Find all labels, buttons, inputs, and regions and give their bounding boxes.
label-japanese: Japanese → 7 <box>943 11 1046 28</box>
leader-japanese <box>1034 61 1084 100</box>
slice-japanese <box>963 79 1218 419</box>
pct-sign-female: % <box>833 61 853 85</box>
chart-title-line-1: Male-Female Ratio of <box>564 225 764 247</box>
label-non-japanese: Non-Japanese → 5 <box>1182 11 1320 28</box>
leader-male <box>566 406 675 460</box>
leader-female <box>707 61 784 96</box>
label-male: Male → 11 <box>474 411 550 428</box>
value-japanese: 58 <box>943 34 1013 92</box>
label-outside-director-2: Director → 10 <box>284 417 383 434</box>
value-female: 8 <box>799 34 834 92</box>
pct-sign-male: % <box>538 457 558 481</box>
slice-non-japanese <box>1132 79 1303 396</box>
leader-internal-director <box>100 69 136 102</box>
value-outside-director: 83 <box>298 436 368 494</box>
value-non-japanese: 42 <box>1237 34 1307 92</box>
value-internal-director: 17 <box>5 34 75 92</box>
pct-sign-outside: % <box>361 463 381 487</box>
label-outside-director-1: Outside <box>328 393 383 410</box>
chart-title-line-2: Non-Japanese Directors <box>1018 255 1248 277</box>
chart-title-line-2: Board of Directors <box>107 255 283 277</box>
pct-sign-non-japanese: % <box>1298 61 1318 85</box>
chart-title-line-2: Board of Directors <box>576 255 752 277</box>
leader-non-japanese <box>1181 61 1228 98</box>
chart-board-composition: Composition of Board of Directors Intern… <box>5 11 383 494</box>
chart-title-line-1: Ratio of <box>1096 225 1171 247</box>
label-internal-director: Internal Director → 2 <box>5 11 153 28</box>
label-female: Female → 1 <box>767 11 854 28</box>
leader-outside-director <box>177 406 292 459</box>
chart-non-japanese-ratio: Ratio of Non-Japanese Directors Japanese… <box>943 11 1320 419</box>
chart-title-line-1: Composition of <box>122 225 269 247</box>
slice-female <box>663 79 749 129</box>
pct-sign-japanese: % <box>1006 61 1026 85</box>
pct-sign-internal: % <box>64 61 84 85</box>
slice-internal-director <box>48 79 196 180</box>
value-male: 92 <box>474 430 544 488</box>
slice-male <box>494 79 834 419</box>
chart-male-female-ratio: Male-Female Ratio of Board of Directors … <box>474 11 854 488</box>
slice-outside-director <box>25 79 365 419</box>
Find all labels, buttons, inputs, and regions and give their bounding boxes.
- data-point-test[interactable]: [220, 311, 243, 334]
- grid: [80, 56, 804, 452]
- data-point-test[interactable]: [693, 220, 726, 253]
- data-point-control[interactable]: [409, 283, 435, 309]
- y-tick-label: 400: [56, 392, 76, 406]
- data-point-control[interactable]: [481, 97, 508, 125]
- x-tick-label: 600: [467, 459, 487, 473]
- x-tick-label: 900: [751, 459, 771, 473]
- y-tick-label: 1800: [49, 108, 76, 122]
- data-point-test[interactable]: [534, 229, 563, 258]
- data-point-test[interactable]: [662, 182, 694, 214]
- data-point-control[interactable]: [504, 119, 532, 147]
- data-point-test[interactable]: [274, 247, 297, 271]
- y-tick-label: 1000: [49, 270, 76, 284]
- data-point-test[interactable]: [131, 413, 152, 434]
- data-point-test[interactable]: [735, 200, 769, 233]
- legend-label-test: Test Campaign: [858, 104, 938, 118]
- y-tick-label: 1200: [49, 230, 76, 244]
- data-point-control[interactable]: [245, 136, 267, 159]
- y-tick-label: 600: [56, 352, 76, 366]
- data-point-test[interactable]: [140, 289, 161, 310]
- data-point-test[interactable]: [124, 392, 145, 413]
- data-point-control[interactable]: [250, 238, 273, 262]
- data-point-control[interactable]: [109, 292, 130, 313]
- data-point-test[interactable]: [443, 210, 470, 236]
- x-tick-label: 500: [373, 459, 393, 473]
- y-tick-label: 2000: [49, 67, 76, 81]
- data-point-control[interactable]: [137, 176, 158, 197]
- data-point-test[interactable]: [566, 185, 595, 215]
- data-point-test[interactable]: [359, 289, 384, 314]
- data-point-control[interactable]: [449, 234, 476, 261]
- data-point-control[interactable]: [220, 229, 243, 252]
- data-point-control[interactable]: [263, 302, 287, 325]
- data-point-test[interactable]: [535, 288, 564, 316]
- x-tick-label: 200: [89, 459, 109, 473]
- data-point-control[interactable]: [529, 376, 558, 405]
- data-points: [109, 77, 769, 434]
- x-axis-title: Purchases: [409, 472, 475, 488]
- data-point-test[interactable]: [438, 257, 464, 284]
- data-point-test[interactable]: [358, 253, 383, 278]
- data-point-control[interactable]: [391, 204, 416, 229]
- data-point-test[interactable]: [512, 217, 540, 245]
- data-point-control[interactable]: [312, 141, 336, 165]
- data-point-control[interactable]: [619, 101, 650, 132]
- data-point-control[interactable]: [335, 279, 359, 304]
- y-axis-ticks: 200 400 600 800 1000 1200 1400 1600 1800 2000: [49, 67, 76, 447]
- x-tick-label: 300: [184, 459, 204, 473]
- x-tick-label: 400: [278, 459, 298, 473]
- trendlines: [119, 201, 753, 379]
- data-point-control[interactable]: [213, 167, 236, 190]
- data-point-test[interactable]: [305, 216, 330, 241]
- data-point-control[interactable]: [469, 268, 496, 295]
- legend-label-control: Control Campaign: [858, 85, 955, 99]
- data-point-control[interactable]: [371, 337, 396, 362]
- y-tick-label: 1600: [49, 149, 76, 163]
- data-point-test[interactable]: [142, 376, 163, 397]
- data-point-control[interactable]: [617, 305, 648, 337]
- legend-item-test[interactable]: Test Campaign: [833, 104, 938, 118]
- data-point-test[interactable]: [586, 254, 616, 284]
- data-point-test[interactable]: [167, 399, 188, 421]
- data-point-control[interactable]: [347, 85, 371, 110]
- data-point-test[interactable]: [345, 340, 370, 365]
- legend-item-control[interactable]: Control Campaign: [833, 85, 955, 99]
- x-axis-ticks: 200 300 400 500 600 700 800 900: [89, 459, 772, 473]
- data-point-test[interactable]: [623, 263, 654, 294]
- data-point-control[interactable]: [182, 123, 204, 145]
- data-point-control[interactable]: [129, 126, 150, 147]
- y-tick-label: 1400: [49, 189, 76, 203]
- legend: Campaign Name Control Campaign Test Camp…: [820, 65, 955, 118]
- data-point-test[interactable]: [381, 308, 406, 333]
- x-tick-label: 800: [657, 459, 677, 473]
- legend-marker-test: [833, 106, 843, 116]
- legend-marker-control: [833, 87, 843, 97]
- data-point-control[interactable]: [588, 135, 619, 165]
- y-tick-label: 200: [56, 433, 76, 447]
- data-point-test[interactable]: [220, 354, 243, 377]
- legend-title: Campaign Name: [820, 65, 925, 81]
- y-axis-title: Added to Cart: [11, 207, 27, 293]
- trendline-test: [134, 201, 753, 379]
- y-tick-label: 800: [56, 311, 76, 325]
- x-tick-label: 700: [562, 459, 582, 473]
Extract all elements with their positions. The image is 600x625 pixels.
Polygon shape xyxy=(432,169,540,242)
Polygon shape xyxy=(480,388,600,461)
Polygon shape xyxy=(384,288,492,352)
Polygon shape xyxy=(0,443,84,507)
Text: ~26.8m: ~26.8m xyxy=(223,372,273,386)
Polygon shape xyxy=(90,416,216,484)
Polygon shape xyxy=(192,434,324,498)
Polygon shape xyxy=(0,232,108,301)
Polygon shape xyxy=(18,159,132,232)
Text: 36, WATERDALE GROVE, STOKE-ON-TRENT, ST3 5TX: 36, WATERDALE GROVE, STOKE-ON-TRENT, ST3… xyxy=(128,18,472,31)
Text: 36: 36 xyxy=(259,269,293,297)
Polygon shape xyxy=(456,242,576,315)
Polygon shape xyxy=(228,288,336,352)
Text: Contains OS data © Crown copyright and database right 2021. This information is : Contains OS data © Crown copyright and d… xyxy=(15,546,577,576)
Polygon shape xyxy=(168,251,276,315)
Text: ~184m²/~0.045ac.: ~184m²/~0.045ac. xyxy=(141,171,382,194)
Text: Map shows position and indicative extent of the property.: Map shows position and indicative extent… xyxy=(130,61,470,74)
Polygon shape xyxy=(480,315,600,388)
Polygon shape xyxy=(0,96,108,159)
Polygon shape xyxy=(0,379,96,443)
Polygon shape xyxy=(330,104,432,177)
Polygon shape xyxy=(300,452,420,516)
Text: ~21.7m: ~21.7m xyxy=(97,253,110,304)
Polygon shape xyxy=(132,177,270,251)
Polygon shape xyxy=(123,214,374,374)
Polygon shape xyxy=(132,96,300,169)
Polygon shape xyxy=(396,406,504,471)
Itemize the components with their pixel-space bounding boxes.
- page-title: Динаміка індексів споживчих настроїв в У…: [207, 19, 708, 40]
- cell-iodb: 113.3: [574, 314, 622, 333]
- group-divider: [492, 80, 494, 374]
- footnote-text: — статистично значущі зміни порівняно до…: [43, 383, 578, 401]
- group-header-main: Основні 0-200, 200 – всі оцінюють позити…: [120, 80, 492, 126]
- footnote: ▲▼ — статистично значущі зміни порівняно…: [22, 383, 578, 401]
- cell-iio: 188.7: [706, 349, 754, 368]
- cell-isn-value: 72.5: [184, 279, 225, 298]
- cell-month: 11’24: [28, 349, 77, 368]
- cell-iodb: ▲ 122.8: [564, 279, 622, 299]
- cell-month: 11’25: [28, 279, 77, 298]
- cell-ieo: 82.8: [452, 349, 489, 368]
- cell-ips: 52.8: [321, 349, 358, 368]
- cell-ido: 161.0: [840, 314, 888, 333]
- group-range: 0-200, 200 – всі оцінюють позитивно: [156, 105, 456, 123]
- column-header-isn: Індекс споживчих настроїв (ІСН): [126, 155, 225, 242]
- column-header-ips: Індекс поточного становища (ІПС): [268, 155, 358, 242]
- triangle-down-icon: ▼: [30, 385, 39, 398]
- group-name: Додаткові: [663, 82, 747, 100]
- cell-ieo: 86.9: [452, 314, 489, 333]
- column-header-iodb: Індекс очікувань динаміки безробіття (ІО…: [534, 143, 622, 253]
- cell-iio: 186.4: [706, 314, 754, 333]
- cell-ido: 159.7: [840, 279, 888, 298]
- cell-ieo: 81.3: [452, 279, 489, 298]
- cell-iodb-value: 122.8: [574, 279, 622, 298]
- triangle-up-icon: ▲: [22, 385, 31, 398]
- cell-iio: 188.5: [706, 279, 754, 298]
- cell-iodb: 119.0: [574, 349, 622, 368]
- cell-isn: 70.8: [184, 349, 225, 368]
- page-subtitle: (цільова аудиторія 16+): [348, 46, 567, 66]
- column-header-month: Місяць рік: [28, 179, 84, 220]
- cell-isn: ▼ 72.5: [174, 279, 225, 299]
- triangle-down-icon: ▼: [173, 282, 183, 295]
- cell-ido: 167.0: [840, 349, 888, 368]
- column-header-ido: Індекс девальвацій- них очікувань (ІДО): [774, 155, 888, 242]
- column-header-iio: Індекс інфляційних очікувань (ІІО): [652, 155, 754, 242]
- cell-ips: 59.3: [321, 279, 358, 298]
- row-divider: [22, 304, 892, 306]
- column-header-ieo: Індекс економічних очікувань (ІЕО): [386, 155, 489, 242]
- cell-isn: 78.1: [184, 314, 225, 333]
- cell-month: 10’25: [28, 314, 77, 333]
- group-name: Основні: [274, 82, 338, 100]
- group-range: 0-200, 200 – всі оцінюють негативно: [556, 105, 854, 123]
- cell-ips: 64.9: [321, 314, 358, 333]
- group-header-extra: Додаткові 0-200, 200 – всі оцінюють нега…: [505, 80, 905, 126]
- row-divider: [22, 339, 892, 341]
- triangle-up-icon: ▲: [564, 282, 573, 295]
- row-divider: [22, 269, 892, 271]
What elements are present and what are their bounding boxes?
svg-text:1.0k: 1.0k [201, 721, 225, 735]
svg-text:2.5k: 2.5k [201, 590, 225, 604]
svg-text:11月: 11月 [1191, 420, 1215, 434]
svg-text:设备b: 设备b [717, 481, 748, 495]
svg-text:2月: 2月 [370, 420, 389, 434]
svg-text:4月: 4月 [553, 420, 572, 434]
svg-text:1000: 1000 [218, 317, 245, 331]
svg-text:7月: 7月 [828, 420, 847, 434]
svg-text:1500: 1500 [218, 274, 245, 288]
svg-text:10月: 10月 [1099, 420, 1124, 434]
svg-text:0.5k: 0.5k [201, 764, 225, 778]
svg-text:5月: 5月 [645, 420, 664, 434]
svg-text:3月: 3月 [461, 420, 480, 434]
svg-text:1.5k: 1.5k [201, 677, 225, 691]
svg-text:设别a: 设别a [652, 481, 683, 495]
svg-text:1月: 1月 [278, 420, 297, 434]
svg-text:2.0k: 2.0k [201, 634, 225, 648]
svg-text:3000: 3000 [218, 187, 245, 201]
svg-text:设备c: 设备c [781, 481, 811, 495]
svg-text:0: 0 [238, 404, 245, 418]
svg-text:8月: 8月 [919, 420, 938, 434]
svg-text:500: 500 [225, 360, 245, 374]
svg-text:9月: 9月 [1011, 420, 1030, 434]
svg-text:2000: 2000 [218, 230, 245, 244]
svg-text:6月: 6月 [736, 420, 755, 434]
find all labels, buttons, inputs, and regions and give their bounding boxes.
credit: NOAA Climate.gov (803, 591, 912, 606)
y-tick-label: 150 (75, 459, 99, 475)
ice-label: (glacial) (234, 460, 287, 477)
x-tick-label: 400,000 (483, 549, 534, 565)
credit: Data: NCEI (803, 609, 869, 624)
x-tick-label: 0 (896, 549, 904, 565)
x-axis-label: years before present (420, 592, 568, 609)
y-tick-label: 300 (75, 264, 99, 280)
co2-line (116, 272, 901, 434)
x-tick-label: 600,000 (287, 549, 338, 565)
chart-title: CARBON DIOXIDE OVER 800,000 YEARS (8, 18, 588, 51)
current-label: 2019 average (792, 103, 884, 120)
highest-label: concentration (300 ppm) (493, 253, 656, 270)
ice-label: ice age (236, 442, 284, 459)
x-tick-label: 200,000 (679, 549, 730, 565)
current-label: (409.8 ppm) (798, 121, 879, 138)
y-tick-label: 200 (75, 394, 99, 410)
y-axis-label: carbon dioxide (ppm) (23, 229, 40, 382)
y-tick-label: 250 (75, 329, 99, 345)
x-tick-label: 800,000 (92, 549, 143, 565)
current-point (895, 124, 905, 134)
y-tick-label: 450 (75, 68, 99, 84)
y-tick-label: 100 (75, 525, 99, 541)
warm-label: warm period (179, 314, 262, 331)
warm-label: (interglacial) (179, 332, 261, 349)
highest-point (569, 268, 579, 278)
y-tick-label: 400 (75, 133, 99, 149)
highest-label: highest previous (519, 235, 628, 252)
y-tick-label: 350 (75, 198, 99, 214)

YOUR GOAL >>
Could you copy out, word for word, everything from the start of the records down through the line containing "pct-sign-male: % <box>538 457 558 481</box>"?

CORRECT OUTPUT >>
Find all labels, buttons, inputs, and regions and give their bounding boxes.
label-japanese: Japanese → 7 <box>943 11 1046 28</box>
leader-japanese <box>1034 61 1084 100</box>
slice-japanese <box>963 79 1218 419</box>
pct-sign-female: % <box>833 61 853 85</box>
chart-title-line-1: Male-Female Ratio of <box>564 225 764 247</box>
label-non-japanese: Non-Japanese → 5 <box>1182 11 1320 28</box>
leader-male <box>566 406 675 460</box>
leader-female <box>707 61 784 96</box>
label-male: Male → 11 <box>474 411 550 428</box>
value-japanese: 58 <box>943 34 1013 92</box>
label-outside-director-2: Director → 10 <box>284 417 383 434</box>
value-female: 8 <box>799 34 834 92</box>
pct-sign-male: % <box>538 457 558 481</box>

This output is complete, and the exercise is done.